**TASK BRIEF**
Work out how many lines of the data hold the string "Windows", and reply with that number alone.

***** GIVEN DATA

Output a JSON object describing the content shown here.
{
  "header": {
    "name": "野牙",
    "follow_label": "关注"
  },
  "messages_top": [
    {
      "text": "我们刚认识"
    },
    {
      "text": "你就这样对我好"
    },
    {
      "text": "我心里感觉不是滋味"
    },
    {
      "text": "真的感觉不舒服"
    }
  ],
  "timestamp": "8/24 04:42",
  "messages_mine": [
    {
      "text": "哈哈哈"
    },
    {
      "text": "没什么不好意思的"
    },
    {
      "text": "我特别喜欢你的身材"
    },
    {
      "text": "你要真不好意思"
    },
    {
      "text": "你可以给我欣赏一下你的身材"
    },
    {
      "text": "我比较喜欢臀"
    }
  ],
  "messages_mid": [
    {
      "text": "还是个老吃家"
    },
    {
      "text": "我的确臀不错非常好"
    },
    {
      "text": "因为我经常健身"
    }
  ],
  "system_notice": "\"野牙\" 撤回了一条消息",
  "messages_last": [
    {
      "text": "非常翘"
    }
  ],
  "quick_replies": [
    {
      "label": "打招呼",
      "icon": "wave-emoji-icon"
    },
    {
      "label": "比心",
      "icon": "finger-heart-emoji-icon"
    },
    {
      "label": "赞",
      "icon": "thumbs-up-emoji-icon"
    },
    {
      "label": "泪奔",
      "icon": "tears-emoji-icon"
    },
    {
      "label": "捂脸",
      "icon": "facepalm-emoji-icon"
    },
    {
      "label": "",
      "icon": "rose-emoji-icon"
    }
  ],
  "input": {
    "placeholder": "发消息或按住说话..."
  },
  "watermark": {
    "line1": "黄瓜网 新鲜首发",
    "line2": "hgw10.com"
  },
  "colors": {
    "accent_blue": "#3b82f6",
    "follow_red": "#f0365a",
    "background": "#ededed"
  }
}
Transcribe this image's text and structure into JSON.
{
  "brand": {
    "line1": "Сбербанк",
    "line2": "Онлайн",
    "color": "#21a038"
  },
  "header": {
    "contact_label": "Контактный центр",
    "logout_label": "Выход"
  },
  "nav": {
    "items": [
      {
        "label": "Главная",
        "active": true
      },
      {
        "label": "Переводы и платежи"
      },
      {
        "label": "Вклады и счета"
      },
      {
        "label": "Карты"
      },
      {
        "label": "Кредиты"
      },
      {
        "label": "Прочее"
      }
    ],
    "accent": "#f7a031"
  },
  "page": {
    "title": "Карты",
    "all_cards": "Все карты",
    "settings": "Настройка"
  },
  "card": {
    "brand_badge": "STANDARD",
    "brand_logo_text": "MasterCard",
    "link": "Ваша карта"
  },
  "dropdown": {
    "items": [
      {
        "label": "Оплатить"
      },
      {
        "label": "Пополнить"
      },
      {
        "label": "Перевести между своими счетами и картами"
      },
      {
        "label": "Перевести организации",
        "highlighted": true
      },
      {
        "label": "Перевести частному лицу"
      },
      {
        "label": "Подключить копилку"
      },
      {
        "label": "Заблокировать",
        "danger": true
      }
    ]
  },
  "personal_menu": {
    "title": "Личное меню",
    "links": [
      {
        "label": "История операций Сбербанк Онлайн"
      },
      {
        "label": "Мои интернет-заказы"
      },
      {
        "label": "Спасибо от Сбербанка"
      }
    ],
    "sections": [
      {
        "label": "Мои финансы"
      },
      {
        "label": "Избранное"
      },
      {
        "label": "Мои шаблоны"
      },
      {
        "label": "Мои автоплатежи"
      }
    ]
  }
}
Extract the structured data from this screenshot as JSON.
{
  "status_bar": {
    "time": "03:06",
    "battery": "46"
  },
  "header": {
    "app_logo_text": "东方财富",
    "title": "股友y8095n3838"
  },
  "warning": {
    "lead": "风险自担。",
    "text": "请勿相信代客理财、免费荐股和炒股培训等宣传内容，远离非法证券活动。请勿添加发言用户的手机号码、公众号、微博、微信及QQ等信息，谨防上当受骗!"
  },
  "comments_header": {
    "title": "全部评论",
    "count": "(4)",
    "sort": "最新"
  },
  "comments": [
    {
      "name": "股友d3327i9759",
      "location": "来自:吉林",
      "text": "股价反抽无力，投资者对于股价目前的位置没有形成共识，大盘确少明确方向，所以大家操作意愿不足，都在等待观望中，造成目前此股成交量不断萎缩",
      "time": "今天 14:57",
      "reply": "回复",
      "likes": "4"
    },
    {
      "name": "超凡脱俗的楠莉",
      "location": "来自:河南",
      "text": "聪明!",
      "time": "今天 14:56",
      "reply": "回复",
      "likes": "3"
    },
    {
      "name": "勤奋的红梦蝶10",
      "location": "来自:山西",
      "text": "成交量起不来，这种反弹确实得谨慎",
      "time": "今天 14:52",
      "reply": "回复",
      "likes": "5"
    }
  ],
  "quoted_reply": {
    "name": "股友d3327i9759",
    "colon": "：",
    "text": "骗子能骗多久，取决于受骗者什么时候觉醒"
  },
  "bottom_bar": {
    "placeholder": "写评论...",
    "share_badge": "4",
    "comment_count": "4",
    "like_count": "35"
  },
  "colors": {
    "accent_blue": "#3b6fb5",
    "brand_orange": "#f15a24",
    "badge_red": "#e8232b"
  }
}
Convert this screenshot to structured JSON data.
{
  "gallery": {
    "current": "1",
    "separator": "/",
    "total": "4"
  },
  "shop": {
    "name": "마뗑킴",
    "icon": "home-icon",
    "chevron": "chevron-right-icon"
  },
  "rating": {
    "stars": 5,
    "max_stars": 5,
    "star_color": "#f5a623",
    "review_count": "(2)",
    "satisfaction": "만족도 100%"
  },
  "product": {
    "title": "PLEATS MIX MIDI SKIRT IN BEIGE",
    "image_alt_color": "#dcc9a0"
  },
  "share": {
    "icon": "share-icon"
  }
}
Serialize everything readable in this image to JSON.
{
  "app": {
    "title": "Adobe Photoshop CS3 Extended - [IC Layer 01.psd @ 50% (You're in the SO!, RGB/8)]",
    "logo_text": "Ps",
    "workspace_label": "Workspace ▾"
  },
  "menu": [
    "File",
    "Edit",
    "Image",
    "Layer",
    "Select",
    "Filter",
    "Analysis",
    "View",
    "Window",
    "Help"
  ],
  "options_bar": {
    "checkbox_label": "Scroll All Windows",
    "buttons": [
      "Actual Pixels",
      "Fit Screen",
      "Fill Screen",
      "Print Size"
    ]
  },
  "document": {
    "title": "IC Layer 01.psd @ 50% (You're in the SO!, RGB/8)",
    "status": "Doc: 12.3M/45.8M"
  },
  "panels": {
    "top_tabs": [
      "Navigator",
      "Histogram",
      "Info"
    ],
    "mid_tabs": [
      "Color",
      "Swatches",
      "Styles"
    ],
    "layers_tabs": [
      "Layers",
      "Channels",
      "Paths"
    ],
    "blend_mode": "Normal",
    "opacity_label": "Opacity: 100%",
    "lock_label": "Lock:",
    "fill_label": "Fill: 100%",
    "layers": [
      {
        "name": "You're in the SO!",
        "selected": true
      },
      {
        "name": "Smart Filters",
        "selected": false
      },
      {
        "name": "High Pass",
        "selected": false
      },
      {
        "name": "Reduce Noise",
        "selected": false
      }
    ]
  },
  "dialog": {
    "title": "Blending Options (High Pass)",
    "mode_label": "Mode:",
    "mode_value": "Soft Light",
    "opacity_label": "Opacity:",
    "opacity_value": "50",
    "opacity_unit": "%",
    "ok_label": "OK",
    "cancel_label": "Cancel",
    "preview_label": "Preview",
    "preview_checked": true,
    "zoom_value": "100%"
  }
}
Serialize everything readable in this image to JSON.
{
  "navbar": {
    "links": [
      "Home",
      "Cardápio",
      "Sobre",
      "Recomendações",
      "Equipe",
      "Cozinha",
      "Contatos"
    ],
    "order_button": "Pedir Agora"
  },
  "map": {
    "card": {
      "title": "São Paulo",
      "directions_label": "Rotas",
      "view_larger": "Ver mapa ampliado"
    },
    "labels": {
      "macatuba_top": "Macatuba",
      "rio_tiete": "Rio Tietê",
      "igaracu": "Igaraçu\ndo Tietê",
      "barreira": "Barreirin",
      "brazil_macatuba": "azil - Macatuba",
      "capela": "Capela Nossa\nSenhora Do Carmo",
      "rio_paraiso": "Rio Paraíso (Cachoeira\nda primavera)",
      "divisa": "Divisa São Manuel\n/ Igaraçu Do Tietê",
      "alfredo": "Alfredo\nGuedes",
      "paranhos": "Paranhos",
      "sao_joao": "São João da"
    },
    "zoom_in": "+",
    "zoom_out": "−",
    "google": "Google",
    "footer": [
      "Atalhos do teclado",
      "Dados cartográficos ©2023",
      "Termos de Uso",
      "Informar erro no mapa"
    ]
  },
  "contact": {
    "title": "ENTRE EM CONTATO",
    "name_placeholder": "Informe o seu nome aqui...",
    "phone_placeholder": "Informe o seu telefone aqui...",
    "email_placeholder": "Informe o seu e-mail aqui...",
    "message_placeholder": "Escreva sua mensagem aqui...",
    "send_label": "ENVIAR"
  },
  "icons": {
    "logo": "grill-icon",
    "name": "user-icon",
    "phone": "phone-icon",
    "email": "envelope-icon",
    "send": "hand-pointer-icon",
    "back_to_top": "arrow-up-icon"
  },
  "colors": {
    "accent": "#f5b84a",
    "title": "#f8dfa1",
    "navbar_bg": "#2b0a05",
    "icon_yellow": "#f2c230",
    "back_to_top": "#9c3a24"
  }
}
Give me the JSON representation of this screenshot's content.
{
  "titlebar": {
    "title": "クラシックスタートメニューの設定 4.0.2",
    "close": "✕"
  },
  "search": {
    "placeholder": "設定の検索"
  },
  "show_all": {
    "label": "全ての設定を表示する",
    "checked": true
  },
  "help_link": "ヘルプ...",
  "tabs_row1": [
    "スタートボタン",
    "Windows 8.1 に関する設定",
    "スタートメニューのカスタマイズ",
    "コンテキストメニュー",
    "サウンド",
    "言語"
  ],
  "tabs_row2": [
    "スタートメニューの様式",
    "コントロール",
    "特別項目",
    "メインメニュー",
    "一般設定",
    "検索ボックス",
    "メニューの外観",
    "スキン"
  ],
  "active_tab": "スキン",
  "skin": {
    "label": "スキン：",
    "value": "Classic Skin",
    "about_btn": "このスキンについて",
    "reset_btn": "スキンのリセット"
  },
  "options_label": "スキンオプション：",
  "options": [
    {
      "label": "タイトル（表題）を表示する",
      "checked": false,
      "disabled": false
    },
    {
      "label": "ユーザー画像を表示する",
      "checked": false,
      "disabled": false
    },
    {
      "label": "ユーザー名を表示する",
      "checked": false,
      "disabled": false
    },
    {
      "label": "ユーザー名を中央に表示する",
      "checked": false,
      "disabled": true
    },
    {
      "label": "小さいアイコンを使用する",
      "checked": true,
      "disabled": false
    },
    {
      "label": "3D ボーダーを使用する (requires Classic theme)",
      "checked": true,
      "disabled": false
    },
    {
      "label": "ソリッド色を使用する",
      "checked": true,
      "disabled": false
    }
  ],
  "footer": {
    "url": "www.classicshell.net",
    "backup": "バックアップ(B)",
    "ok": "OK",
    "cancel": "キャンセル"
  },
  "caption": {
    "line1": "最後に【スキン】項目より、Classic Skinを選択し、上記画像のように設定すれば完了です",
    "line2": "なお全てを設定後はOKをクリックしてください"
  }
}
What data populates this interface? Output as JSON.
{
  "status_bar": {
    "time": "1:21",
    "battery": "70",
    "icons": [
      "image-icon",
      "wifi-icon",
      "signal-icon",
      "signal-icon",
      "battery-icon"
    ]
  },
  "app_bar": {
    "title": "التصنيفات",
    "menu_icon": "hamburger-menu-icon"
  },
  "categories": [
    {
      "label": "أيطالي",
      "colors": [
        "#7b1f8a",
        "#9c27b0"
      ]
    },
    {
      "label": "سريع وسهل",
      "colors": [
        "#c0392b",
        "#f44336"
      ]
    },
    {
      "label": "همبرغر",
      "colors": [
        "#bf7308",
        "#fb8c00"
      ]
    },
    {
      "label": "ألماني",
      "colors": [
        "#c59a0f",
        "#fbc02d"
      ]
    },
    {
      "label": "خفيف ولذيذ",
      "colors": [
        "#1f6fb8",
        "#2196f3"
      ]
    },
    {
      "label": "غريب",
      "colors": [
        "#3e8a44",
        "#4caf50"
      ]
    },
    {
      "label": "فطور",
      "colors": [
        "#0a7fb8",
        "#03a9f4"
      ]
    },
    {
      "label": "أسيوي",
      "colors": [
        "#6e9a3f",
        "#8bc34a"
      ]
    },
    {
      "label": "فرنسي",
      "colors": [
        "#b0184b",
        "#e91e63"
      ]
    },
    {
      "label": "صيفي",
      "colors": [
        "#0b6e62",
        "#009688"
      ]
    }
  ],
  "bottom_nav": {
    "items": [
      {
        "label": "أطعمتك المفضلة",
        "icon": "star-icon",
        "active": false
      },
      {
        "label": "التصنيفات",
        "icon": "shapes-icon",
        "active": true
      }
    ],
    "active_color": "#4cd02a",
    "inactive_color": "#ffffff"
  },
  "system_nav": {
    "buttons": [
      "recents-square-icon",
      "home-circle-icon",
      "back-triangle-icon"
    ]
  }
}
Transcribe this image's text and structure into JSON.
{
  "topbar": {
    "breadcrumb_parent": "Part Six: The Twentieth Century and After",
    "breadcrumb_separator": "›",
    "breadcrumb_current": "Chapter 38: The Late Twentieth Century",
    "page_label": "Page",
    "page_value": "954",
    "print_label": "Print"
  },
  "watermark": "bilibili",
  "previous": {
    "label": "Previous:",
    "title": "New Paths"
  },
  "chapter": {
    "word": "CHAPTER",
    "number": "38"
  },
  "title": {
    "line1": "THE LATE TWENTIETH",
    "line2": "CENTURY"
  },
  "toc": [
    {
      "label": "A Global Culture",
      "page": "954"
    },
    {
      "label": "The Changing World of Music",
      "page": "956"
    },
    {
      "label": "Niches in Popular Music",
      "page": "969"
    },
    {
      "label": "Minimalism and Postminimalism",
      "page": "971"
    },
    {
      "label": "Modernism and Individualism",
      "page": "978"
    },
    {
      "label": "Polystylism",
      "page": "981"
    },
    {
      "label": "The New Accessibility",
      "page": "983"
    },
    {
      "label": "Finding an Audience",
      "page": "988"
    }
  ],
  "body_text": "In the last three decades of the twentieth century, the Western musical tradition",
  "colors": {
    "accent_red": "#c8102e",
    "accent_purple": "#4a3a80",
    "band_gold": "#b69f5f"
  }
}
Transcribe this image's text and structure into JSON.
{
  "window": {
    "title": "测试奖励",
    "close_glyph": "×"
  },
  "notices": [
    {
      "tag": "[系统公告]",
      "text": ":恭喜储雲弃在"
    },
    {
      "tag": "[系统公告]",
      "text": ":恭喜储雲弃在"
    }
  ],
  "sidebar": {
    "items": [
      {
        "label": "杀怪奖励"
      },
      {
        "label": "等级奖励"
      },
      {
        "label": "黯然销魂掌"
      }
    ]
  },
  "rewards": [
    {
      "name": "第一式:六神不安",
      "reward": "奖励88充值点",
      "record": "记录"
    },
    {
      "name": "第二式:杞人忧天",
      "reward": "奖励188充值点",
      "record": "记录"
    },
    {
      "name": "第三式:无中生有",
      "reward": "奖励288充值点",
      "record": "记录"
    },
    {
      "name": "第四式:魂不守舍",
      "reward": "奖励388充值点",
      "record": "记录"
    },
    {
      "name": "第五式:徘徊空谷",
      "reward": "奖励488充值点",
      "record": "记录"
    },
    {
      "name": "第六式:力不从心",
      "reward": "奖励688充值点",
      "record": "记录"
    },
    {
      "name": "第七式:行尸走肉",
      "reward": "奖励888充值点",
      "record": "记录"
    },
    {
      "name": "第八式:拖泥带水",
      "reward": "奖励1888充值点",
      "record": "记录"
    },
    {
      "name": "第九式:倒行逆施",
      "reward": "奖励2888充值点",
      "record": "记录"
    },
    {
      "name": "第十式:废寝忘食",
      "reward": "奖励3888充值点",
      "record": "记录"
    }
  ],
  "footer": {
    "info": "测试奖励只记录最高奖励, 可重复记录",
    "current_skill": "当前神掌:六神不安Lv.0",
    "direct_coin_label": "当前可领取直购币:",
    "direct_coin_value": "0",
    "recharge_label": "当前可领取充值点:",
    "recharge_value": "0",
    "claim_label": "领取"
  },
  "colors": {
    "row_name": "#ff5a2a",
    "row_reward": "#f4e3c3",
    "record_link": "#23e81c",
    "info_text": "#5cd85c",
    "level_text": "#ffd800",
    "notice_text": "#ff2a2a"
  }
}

**********

**OUTPUT OF THE TASK**
2